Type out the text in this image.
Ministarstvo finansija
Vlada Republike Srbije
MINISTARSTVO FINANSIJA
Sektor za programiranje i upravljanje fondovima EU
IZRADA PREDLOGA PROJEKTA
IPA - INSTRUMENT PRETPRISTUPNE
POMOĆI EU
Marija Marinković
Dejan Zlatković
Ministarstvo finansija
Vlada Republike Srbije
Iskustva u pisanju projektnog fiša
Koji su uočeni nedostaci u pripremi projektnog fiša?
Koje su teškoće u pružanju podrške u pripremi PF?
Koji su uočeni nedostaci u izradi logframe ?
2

###

Extract each line holding the string "Koji".

**Correct output:**
Koji su uočeni nedostaci u pripremi projektnog fiša?
Koji su uočeni nedostaci u izradi logframe ?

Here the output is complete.